== EXERCISE PROMPT ==
In the listing below, find every line with the string "luni" and pull it out.

== Figure record listings ==
>> START
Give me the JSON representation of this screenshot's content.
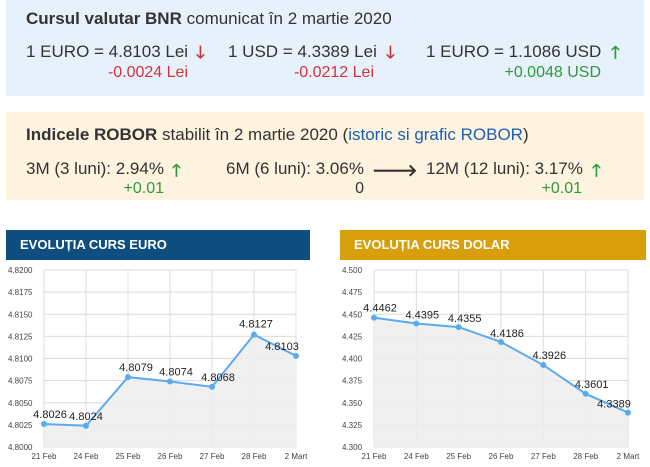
{
  "bnr": {
    "title": "Cursul valutar BNR",
    "subtitle": "comunicat în 2 martie 2020",
    "rates": [
      {
        "label": "1 EURO = 4.8103 Lei",
        "change": "-0.0024 Lei",
        "direction": "down",
        "arrow_icon": "arrow-down-icon"
      },
      {
        "label": "1 USD = 4.3389 Lei",
        "change": "-0.0212 Lei",
        "direction": "down",
        "arrow_icon": "arrow-down-icon"
      },
      {
        "label": "1 EURO = 1.1086 USD",
        "change": "+0.0048 USD",
        "direction": "up",
        "arrow_icon": "arrow-up-icon"
      }
    ]
  },
  "robor": {
    "title": "Indicele ROBOR",
    "subtitle": "stabilit în 2 martie 2020 (",
    "link": "istoric si grafic ROBOR",
    "subtitle_end": ")",
    "items": [
      {
        "label": "3M (3 luni): 2.94%",
        "change": "+0.01",
        "direction": "up",
        "arrow_icon": "arrow-up-icon"
      },
      {
        "label": "6M (6 luni): 3.06%",
        "change": "0",
        "direction": "right",
        "arrow_icon": "arrow-right-icon"
      },
      {
        "label": "12M (12 luni): 3.17%",
        "change": "+0.01",
        "direction": "up",
        "arrow_icon": "arrow-up-icon"
      }
    ]
  },
  "colors": {
    "euro_header": "#0f4f80",
    "dollar_header": "#d89e0c",
    "line": "#5aaaf0",
    "negative": "#d0343a",
    "positive": "#2e9a3b"
  },
  "chart_data": [
    {
      "type": "line",
      "title": "EVOLUȚIA CURS EURO",
      "categories": [
        "21 Feb",
        "24 Feb",
        "25 Feb",
        "26 Feb",
        "27 Feb",
        "28 Feb",
        "2 Mart"
      ],
      "values": [
        4.8026,
        4.8024,
        4.8079,
        4.8074,
        4.8068,
        4.8127,
        4.8103
      ],
      "data_labels": [
        "4.8026",
        "4.8024",
        "4.8079",
        "4.8074",
        "4.8068",
        "4.8127",
        "4.8103"
      ],
      "yticks": [
        "4.8200",
        "4.8175",
        "4.8150",
        "4.8125",
        "4.8100",
        "4.8075",
        "4.8050",
        "4.8025",
        "4.8000"
      ],
      "ylim": [
        4.8,
        4.82
      ],
      "grid": true
    },
    {
      "type": "line",
      "title": "EVOLUȚIA CURS DOLAR",
      "categories": [
        "21 Feb",
        "24 Feb",
        "25 Feb",
        "26 Feb",
        "27 Feb",
        "28 Feb",
        "2 Mart"
      ],
      "values": [
        4.4462,
        4.4395,
        4.4355,
        4.4186,
        4.3926,
        4.3601,
        4.3389
      ],
      "data_labels": [
        "4.4462",
        "4.4395",
        "4.4355",
        "4.4186",
        "4.3926",
        "4.3601",
        "4.3389"
      ],
      "yticks": [
        "4.500",
        "4.475",
        "4.450",
        "4.425",
        "4.400",
        "4.375",
        "4.350",
        "4.325",
        "4.300"
      ],
      "ylim": [
        4.3,
        4.5
      ],
      "grid": true
    }
  ]
}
>> END
== ANSWER TO THE PROBLEM ==
        "label": "3M (3 luni): 2.94%",
        "label": "6M (6 luni): 3.06%",
        "label": "12M (12 luni): 3.17%",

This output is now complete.